━━━ Information shown
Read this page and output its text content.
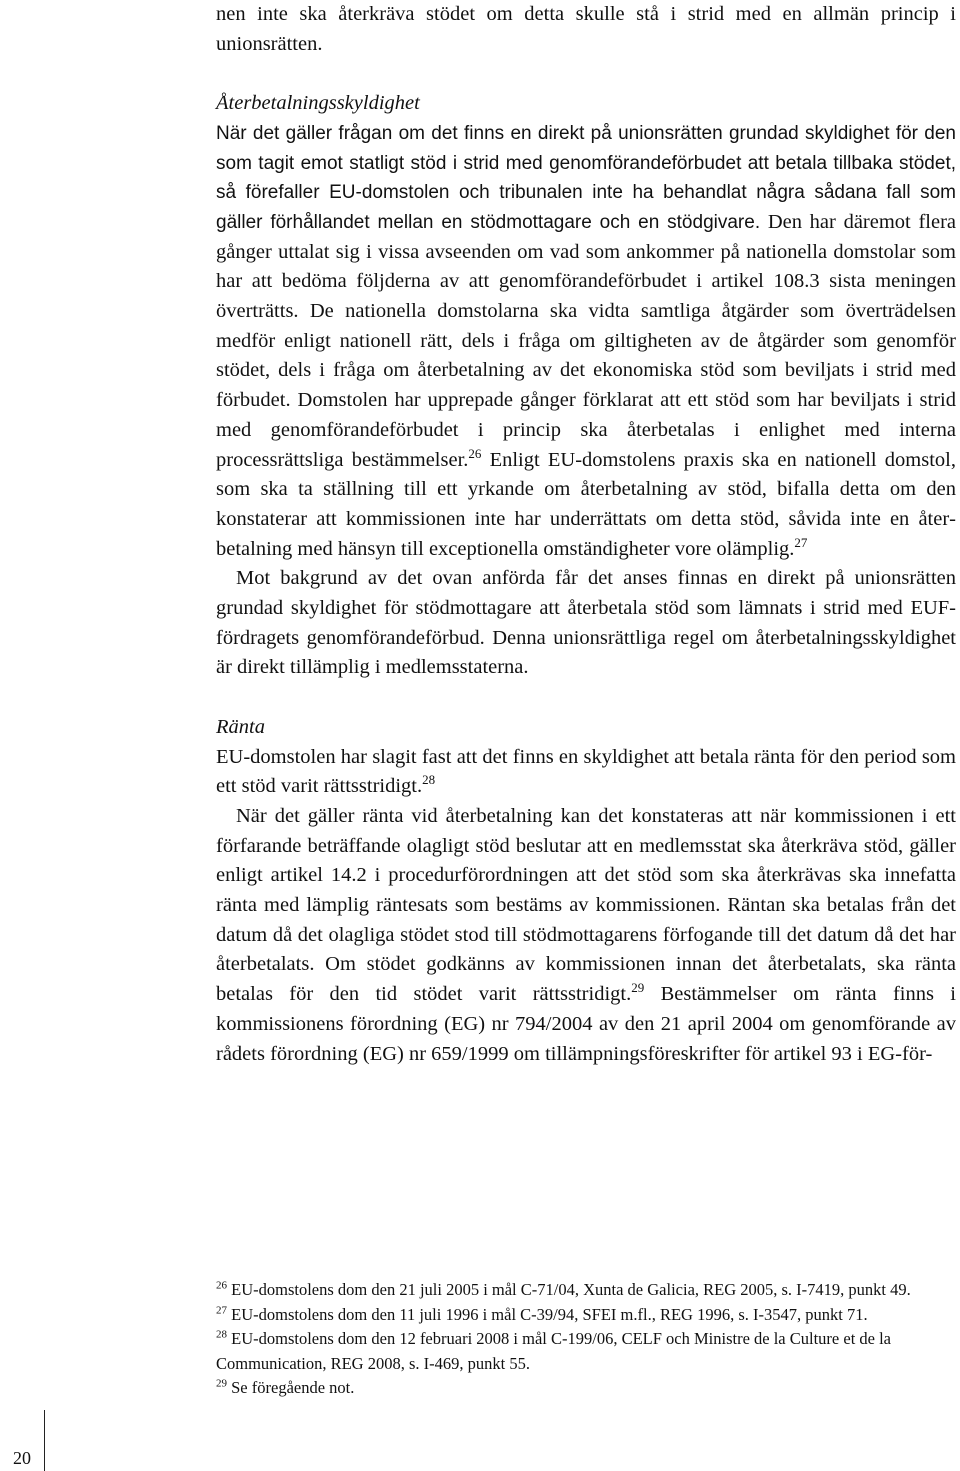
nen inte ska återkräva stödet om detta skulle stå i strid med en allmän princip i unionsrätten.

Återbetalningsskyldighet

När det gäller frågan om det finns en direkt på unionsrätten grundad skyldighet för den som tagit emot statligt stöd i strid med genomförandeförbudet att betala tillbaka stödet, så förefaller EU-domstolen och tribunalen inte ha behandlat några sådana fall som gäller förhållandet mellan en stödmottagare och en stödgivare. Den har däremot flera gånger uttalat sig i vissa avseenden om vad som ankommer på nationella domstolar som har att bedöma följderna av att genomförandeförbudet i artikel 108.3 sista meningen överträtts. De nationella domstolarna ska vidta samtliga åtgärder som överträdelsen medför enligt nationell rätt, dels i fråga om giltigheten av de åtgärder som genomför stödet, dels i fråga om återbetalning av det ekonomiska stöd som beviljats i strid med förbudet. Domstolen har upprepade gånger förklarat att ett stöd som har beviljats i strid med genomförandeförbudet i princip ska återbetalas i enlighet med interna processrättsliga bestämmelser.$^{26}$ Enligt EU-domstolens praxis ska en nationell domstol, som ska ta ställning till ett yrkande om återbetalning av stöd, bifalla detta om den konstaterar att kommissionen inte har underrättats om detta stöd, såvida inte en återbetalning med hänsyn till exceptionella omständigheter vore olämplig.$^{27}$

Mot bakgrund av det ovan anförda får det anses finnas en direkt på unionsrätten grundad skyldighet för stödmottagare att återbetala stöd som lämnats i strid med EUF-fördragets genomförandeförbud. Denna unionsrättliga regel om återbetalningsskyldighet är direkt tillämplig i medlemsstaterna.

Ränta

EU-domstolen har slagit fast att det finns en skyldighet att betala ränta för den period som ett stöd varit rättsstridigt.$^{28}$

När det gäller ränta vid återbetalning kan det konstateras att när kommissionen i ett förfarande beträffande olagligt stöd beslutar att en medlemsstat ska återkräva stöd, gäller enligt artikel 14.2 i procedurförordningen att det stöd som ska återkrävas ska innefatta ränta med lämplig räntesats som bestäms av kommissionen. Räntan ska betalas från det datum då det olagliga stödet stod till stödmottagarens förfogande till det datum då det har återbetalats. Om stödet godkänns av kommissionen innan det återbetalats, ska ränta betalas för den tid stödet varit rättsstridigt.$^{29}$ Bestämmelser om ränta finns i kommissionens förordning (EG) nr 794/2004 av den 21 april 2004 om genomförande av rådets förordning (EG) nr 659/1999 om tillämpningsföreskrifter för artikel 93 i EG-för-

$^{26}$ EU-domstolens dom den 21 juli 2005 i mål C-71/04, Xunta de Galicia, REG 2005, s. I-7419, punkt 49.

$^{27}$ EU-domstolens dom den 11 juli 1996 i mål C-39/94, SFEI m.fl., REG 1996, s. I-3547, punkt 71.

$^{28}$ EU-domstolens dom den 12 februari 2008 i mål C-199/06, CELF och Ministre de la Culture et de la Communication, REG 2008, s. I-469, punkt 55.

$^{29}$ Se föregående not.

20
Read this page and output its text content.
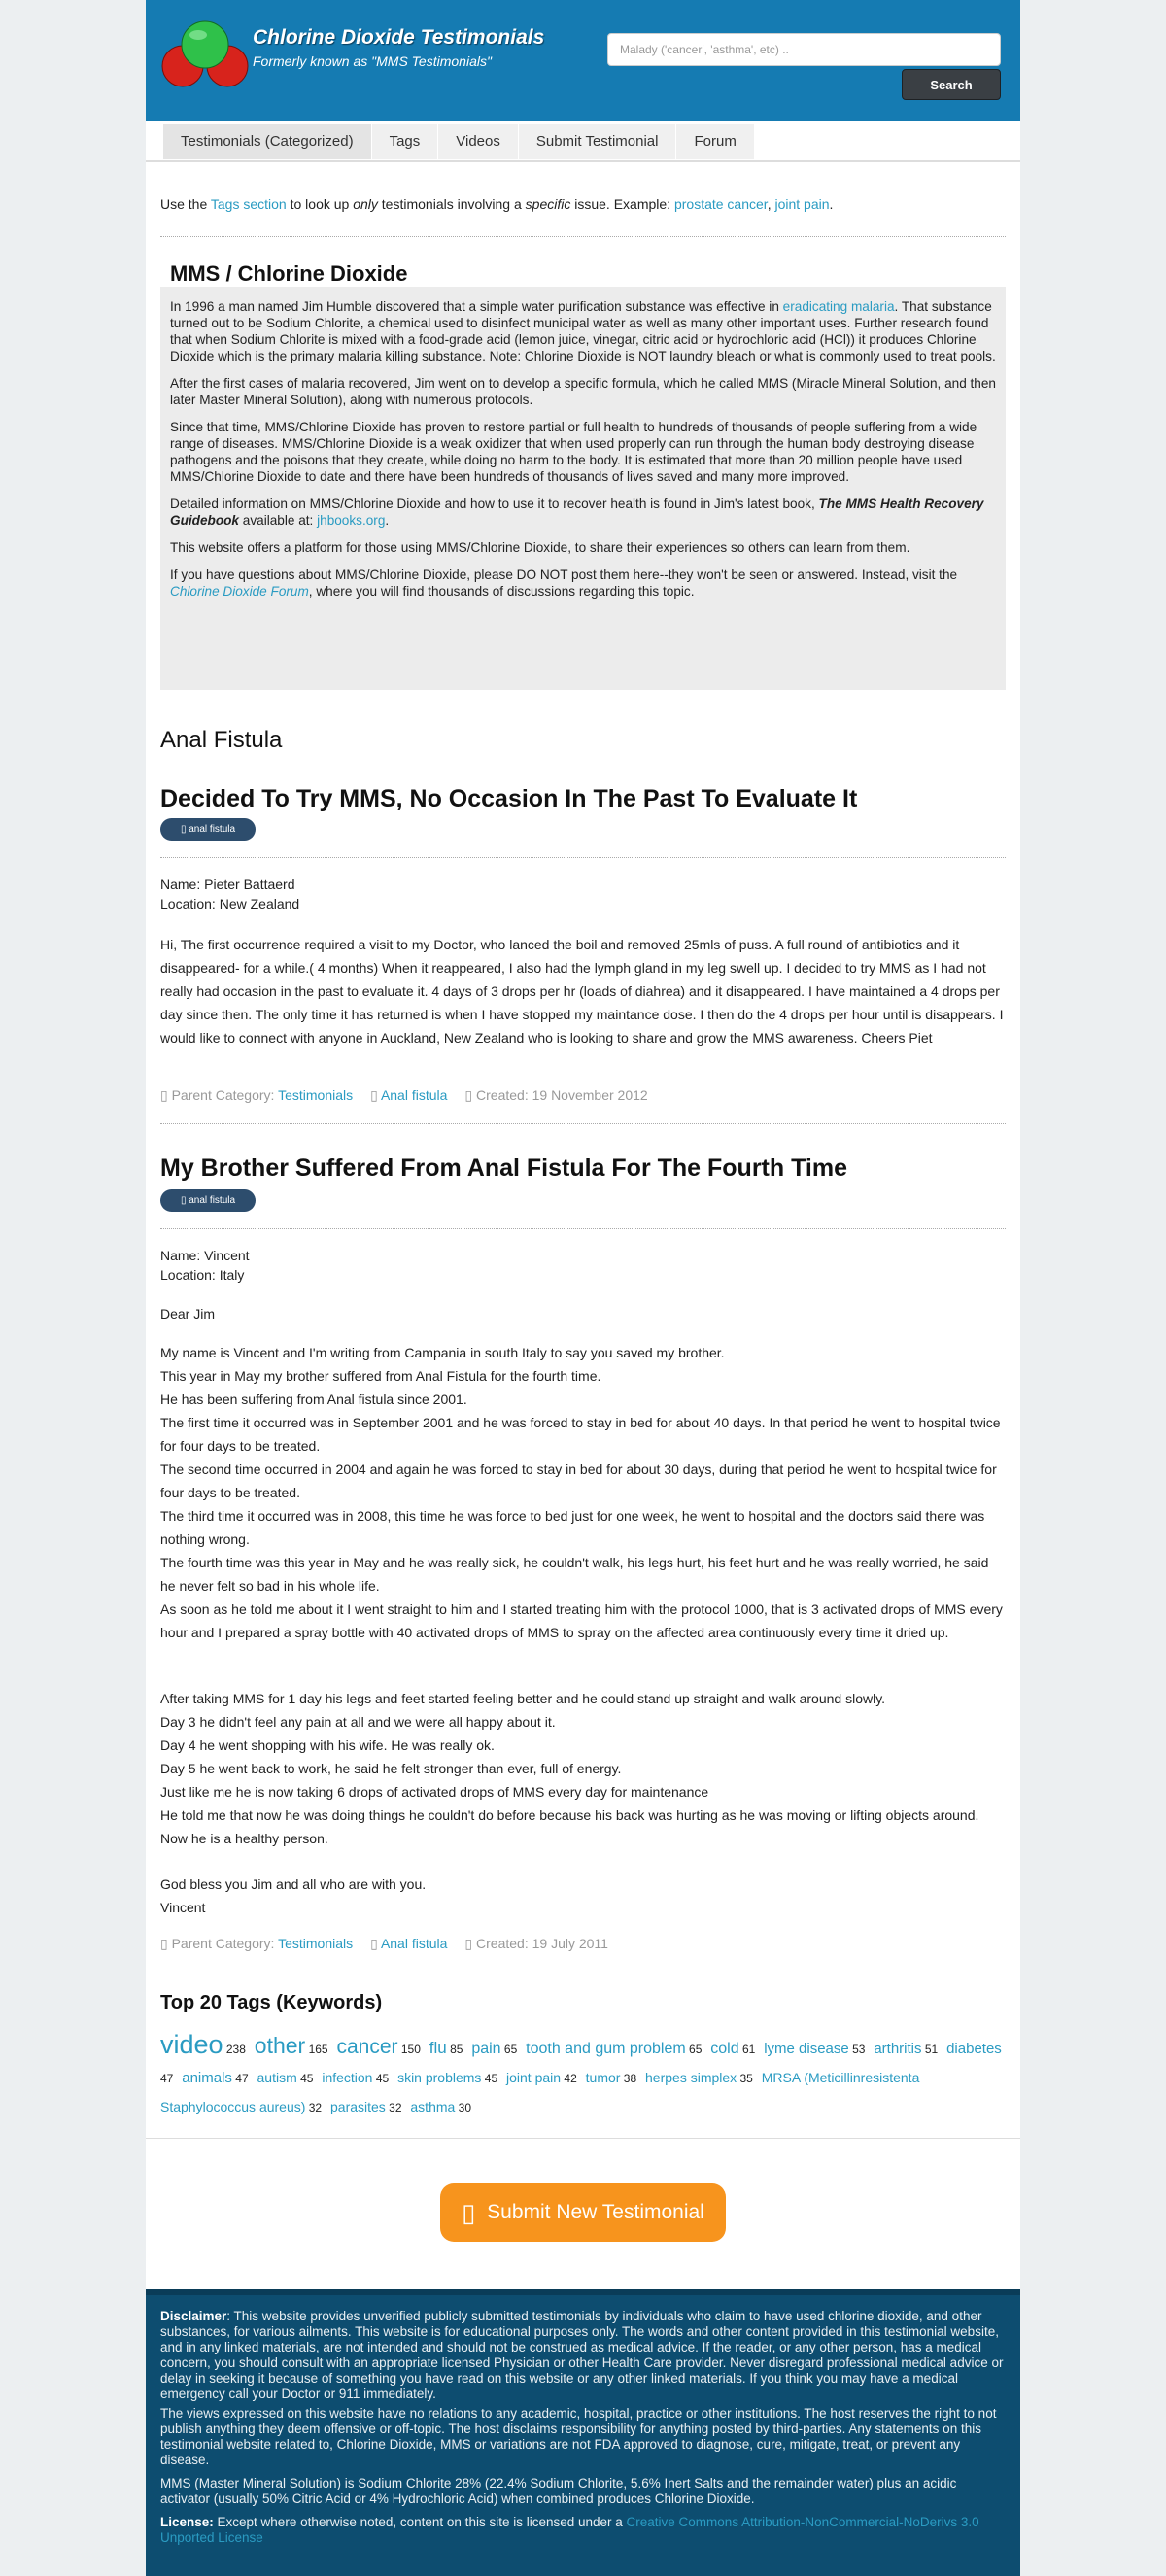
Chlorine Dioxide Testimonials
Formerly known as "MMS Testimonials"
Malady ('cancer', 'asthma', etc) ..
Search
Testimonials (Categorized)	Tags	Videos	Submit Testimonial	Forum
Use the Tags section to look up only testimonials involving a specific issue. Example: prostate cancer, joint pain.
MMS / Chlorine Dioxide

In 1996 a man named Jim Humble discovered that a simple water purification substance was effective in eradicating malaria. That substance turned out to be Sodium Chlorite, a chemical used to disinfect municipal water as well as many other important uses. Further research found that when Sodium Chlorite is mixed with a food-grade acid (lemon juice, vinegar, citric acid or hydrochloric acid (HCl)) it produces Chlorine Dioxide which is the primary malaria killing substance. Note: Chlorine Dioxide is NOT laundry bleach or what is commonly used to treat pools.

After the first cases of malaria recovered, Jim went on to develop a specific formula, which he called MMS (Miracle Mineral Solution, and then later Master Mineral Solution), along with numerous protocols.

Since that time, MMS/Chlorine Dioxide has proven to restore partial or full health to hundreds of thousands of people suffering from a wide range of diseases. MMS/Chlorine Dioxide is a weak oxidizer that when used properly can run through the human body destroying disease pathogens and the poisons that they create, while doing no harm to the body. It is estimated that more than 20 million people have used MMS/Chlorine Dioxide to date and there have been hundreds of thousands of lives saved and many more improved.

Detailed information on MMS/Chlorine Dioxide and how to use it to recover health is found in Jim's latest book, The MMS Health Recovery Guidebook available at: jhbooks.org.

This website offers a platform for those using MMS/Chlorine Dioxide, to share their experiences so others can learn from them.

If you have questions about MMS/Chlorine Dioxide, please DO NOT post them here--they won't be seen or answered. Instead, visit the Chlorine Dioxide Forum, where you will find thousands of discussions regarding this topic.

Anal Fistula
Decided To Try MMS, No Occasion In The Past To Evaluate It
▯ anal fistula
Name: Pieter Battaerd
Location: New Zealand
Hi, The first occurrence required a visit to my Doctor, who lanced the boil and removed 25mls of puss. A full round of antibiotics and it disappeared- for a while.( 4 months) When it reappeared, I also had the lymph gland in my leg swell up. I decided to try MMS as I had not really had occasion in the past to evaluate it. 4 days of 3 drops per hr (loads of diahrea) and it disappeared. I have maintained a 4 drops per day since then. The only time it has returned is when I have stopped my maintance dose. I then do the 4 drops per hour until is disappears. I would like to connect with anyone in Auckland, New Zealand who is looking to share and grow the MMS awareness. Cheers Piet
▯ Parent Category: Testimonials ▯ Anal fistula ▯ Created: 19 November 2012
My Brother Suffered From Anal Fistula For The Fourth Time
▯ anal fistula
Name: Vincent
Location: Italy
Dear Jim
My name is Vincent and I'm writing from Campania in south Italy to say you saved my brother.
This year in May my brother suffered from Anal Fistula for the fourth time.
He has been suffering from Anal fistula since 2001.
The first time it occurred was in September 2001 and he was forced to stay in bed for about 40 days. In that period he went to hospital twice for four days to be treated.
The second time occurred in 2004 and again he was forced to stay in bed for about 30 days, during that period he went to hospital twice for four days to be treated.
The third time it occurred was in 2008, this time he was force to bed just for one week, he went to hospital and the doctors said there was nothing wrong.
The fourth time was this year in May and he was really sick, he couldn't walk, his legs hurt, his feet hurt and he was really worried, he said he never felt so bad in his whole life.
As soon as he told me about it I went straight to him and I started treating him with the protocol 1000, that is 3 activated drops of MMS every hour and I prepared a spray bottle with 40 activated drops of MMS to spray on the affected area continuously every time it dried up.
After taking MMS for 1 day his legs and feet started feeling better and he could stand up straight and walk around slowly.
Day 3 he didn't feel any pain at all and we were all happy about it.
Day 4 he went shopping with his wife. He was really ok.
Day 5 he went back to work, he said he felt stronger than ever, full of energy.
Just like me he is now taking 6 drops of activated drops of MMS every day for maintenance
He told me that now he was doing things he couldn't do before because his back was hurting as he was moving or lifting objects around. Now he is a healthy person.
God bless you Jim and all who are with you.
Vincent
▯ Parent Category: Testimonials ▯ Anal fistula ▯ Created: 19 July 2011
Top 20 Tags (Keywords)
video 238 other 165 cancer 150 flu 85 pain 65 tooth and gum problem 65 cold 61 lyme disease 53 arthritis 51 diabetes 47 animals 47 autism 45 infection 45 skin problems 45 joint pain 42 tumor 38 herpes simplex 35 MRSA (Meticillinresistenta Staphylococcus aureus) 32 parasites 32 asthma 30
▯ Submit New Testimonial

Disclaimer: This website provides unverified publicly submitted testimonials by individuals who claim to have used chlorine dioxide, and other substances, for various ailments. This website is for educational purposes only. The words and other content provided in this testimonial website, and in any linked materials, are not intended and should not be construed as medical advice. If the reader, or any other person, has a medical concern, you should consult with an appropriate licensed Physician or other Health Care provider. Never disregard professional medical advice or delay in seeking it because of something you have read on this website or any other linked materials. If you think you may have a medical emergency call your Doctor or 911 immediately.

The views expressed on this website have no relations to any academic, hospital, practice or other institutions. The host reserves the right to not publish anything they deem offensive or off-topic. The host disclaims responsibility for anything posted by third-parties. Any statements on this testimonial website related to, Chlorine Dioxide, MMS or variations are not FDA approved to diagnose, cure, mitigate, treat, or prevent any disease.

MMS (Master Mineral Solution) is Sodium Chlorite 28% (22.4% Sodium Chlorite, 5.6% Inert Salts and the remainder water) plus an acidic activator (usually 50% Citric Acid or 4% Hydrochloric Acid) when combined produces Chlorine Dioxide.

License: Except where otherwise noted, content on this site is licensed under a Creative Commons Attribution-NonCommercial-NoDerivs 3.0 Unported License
━━━━━━
● **What the task asks**:
If a line of the entries contains the string "Parent", it counts; report how many such lines there are, as a bare number.

● **Answer to the exercise**:
2